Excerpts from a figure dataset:
== Segment start ==

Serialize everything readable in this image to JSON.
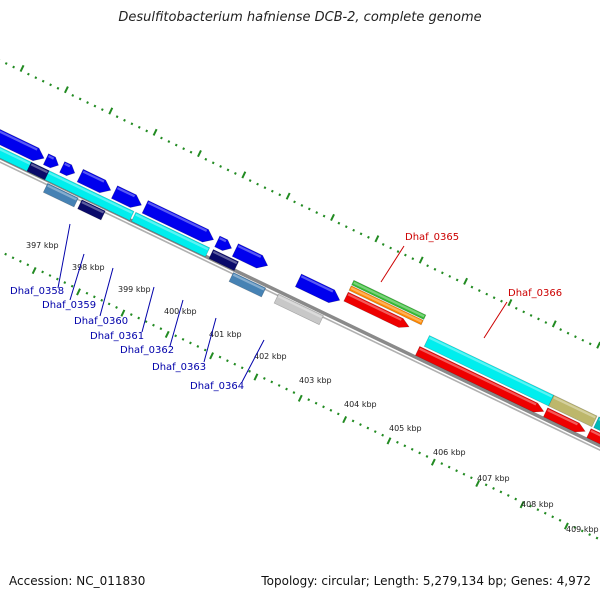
{
  "title": "Desulfitobacterium hafniense DCB-2, complete genome",
  "accession": "Accession: NC_011830",
  "topology": "Topology: circular; Length: 5,279,134 bp; Genes: 4,972",
  "colors": {
    "forward_cds": "#0000ee",
    "rna_cyan": "#00eeee",
    "steel": "#4682b4",
    "navy": "#0a0a6a",
    "grey": "#c8c8c8",
    "red": "#ee0000",
    "green": "#33bb33",
    "orange": "#ff8800",
    "khaki": "#bdb76b",
    "teal": "#00b8b8",
    "backbone": "#888888",
    "tick": "#228b22",
    "label_blue": "#0000aa",
    "label_red": "#cc0000"
  },
  "ticks": [
    "397 kbp",
    "398 kbp",
    "399 kbp",
    "400 kbp",
    "401 kbp",
    "402 kbp",
    "403 kbp",
    "404 kbp",
    "405 kbp",
    "406 kbp",
    "407 kbp",
    "408 kbp",
    "409 kbp"
  ],
  "left_labels": [
    "Dhaf_0358",
    "Dhaf_0359",
    "Dhaf_0360",
    "Dhaf_0361",
    "Dhaf_0362",
    "Dhaf_0363",
    "Dhaf_0364"
  ],
  "right_labels": [
    "Dhaf_0365",
    "Dhaf_0366"
  ]
}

== Segment end ==

HOW TO COMPLETE THIS TASK: A faithful, word-for-word version of the records above is needed, with no images in it.

TASK SOLUTION:
Serialize everything readable in this image to JSON.
{
  "title": "Desulfitobacterium hafniense DCB-2, complete genome",
  "accession": "Accession: NC_011830",
  "topology": "Topology: circular; Length: 5,279,134 bp; Genes: 4,972",
  "colors": {
    "forward_cds": "#0000ee",
    "rna_cyan": "#00eeee",
    "steel": "#4682b4",
    "navy": "#0a0a6a",
    "grey": "#c8c8c8",
    "red": "#ee0000",
    "green": "#33bb33",
    "orange": "#ff8800",
    "khaki": "#bdb76b",
    "teal": "#00b8b8",
    "backbone": "#888888",
    "tick": "#228b22",
    "label_blue": "#0000aa",
    "label_red": "#cc0000"
  },
  "ticks": [
    "397 kbp",
    "398 kbp",
    "399 kbp",
    "400 kbp",
    "401 kbp",
    "402 kbp",
    "403 kbp",
    "404 kbp",
    "405 kbp",
    "406 kbp",
    "407 kbp",
    "408 kbp",
    "409 kbp"
  ],
  "left_labels": [
    "Dhaf_0358",
    "Dhaf_0359",
    "Dhaf_0360",
    "Dhaf_0361",
    "Dhaf_0362",
    "Dhaf_0363",
    "Dhaf_0364"
  ],
  "right_labels": [
    "Dhaf_0365",
    "Dhaf_0366"
  ]
}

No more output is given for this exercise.